* Short exercise: From the entries below, pull out each line where "Démarrer" appears.

* Task material:

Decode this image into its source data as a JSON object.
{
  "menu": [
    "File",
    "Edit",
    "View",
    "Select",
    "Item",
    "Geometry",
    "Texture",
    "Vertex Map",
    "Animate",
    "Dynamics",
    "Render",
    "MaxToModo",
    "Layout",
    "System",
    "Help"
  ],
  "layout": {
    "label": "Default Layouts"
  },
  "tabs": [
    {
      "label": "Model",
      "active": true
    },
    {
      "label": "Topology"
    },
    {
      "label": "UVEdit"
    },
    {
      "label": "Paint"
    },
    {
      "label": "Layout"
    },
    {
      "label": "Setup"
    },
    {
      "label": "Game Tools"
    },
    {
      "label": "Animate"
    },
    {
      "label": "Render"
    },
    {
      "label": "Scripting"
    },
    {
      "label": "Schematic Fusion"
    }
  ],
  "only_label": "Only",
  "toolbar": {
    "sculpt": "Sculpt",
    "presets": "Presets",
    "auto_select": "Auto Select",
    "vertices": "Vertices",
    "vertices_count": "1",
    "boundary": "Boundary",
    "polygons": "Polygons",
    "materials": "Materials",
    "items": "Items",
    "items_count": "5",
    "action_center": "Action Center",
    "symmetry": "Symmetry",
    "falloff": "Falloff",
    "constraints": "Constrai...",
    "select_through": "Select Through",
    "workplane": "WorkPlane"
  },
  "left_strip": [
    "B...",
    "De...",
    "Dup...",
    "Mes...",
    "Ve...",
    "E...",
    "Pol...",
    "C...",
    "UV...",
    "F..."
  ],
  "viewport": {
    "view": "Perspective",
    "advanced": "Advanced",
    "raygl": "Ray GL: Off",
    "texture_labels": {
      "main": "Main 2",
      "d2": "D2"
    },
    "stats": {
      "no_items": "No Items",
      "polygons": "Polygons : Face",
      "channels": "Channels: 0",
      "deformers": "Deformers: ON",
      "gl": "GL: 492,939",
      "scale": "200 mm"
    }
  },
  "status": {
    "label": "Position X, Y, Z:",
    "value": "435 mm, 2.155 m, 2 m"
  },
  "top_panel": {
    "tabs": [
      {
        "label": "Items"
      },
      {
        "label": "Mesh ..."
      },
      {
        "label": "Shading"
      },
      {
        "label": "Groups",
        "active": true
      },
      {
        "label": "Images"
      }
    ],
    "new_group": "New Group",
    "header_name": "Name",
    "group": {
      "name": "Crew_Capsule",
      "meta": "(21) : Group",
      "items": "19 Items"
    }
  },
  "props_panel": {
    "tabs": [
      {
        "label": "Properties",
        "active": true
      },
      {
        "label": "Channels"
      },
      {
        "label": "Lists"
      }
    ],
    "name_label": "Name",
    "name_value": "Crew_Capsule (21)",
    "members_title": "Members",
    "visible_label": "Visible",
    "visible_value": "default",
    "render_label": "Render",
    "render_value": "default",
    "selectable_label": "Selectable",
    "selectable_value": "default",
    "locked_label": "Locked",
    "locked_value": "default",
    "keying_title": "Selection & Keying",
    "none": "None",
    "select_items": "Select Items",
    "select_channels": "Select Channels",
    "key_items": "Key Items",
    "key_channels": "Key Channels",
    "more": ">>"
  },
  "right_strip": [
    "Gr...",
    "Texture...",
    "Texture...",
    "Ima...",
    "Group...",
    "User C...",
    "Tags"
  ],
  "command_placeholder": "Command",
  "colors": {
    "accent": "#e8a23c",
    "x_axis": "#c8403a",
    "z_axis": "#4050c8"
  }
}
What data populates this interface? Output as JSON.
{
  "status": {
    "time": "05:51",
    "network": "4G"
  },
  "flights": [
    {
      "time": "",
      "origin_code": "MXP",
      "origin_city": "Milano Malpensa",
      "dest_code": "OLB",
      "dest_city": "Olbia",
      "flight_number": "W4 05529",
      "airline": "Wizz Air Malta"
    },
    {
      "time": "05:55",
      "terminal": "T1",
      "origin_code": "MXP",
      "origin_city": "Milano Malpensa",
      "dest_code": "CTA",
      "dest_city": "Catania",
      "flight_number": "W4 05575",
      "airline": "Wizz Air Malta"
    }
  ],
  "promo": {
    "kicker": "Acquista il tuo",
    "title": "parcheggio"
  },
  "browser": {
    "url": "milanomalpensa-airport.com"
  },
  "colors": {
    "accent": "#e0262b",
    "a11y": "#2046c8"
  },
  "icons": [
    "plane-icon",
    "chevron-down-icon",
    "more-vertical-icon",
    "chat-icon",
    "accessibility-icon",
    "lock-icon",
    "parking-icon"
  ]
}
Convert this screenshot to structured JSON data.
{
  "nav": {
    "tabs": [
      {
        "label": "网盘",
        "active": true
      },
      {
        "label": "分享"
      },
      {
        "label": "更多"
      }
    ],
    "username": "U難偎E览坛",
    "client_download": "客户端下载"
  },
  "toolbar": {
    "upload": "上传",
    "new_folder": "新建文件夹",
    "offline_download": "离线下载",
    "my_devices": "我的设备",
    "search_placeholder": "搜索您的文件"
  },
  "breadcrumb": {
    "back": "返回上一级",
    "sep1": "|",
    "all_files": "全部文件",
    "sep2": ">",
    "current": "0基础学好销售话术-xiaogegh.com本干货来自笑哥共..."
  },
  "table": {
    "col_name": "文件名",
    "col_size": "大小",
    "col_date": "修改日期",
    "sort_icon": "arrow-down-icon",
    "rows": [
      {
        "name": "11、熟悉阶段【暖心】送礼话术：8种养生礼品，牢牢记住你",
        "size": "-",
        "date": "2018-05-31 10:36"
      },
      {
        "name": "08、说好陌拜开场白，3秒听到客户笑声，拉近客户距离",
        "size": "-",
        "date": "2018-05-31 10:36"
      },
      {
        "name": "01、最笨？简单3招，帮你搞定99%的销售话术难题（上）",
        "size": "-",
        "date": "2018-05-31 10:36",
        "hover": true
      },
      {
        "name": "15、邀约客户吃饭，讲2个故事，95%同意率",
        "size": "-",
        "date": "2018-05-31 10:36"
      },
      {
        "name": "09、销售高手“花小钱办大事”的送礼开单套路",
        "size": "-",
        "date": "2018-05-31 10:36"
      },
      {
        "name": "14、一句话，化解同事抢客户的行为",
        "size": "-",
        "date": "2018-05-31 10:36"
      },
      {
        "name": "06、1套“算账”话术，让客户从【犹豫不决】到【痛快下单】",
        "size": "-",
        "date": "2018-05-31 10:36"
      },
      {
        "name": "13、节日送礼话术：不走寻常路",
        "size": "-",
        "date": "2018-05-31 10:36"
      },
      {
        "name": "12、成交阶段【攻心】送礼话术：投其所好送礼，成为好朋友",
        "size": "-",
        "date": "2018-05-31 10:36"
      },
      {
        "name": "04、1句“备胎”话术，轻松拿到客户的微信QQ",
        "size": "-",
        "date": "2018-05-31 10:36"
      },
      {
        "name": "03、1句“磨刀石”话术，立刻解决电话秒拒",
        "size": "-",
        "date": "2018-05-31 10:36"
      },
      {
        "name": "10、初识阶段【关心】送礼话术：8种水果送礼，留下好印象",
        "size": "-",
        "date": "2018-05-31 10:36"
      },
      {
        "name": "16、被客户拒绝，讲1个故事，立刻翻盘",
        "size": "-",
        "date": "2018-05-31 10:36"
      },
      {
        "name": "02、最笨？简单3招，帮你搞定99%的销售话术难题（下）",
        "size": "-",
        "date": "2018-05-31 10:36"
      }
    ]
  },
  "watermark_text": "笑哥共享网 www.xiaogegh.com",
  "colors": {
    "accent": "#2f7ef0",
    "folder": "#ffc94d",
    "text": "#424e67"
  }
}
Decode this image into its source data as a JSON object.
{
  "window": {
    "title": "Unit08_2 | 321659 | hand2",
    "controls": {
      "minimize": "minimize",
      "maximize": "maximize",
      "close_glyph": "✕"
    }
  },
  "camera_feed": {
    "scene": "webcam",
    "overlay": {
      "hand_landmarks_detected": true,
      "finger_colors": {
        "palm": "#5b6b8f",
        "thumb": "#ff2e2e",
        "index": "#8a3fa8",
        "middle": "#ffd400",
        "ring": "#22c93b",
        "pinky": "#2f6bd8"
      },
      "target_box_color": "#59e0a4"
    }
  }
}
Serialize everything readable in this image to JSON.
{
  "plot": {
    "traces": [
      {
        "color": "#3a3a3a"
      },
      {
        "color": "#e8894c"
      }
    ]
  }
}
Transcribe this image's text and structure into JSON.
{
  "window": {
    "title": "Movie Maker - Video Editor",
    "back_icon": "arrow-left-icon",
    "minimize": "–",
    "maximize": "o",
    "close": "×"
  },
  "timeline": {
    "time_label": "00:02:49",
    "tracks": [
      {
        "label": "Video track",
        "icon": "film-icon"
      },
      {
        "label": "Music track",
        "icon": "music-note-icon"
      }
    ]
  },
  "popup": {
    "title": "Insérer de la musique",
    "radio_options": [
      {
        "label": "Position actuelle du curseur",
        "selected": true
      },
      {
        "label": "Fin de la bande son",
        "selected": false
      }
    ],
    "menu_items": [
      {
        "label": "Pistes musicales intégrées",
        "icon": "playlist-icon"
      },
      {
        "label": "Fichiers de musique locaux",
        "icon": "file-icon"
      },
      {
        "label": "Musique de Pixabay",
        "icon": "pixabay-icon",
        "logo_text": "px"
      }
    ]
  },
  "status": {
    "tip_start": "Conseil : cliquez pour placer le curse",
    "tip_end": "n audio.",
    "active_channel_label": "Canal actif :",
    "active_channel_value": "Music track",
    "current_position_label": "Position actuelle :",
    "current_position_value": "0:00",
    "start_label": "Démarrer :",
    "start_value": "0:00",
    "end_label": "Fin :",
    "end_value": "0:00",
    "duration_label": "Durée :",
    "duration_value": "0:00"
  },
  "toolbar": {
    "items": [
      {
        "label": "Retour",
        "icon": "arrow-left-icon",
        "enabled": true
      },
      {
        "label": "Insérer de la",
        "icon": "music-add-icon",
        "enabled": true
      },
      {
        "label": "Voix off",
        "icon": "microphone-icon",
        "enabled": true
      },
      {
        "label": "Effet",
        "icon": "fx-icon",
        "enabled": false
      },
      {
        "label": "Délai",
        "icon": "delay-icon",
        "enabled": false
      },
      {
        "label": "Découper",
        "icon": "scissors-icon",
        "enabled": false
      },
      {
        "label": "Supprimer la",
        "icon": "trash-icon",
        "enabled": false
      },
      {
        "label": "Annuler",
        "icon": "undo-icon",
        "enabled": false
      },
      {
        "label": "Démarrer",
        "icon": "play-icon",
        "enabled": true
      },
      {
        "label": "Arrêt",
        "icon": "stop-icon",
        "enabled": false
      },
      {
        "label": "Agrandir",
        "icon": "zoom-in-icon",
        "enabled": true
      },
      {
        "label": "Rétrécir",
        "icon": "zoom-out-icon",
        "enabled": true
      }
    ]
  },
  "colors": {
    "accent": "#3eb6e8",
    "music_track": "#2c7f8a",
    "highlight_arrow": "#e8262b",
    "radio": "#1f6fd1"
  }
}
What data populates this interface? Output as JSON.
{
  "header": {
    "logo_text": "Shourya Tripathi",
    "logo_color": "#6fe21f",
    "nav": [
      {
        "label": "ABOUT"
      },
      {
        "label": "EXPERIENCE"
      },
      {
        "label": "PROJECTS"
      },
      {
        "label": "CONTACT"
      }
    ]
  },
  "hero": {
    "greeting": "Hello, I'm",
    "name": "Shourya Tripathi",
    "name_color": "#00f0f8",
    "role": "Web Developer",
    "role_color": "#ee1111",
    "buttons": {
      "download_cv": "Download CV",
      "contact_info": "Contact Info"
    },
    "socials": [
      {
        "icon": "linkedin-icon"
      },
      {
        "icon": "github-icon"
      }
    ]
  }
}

* Answer to the problem:
    "start_label": "Démarrer :",
        "label": "Démarrer",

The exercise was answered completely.